▸ 取り組む課題
(a) インド映画についての文章から「インド・ムンバイを舞台にした」で始まる段落を選び、主な事実を残したまま箇条書きに書き直してください。
(b) インド映画についての文章によると、『ガリーボーイ』はどのような物語ですか。
(c) インド映画についての文章を、最後の文の後から書き継いでください。

___ 原文 ___

インド映画界のスティーブン・スピルバーグ!
「そんなもんじゃないぜ!」って言われるかもですが、
2015年のラージャマウリ監督の『バーフバリ』で
「ハリウッドじゃなくても、インドにもこんなにど派手で面白い映画があるんだ!」
と開眼させてくれた。

それまでのインド映画の印象といえば、
面白いんだけど、ちょっとアウトオブデートな感じで、目元くっきりのイケメン・美女達が突然全員で歌って踊りだしちゃうやつでしょ!?
って『ムトゥ踊るマハラジャ』の印象が強すぎた。

インド・ムンバイを舞台にした『スラムドッグ$ミリオネア』はこれまで知らなかったインドを教えてくれた、めちゃくちゃ面白い映画だったけれど、
あれはダニー・ボイル監督のイギリス映画なので、インド映画じゃない。

2019年の『ガリーボーイ』は正真正銘のインド映画だったな。
スラム街の若者がフリースタイルラップで頂点を目指すという物語で、インドのヒップホップシーンが新鮮だった。

___ 提供データ ___

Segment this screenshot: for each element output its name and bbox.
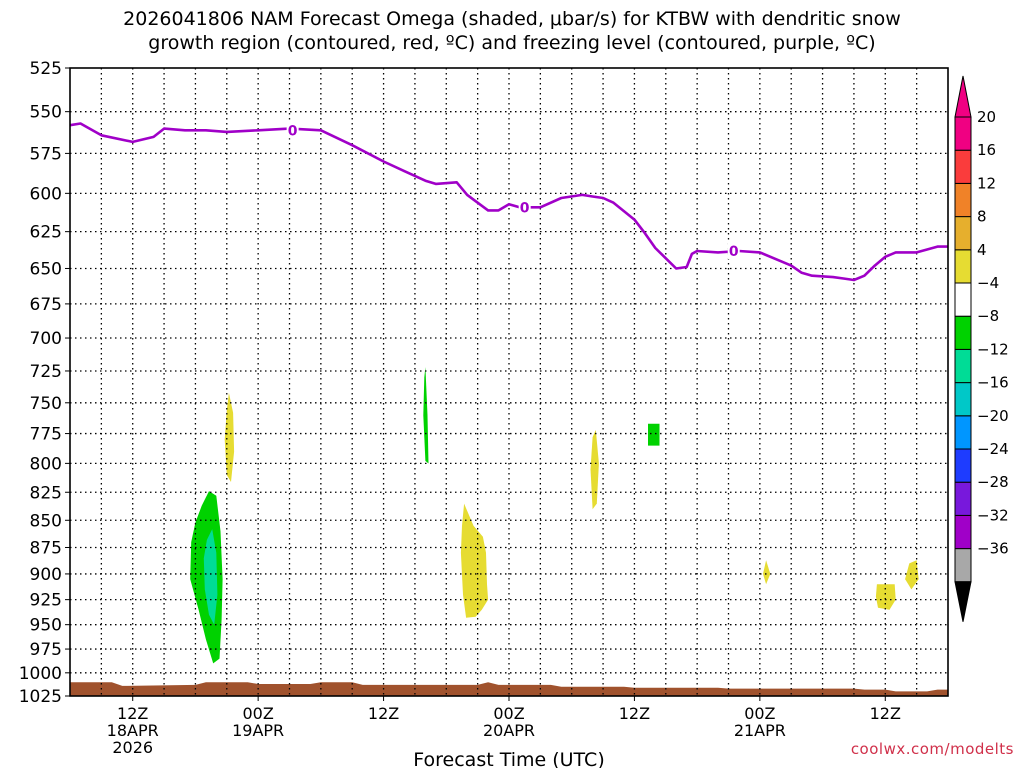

___

▸ 解答一覧
(a)
- 『スラムドッグ$ミリオネア』はインド・ムンバイが舞台で、それまで知らなかったインドを教えてくれた、とても面白い映画だった。
- ただし、ダニー・ボイル監督のイギリス映画なので、インド映画ではない。

(b) スラム街の若者がフリースタイルラップで頂点を目指す物語です。

(c)
だけど、アタマ空っぽにして何も考えずにただただスクリーンに映される物語を堪能して「映画っていいなぁ」と楽しませてくれる、
これまで見たこともないようなアクションシーンに手に汗握り、ドキドキハラハラさせてくれる、
悪者はとことん悪く描いて、善良な民が、正義が、悪をやっつける、
時代劇でいうと「遠山の金さん」のような(違うか!)、
そんなエンタメ映画がインド映画のスケールで見れるのは、
ラージャマウリ監督の映画が一番!

ただただ語彙が少なくなってしまうけれど、
「なんじゃこりゃ~!」
という見せ場シーンが、次から次へと出てくる出てくる。
5分おきにはびっくりさせてくれる。
「そんなん無理やろ!!ドカッ!(爆)」
まぁ、黙って観ているなんて出来ないです。
観ているだけでアドレナリン放出、
よくもまぁこんなシーンを思いつくもんだ。
そして、それを映像化するもんだ。
と気がついたら顔が笑っている。

映画の紹介や予告編でも、「うそやろ!」という相当激しいシーンが出てきていましたが、「こんなに見せちゃって大丈夫?」と思っていたが、
それは杞憂。
そんなのはまだまだ序の口、前半部。
映画本編ではもっともっとどえらいシーンがてんこ盛り。

惜しむらくは映画館で観ればよかったか?と思わなくもないが、
流石に3時間(179分)の上映時間に恐れをなして、なかなか劇場に行くことは躊躇われました。
今回自宅で配信で観たけれど、実際途中トイレ休憩を2回挟みましたから!

いや、ほんと。
スゴいスゴいと噂では聞いていたし、前作バーフバリシリーズの感想からも、もっとスゴいんだろうと思っていたけれど、
『RRR』はさらに何十倍も上手を行ってました。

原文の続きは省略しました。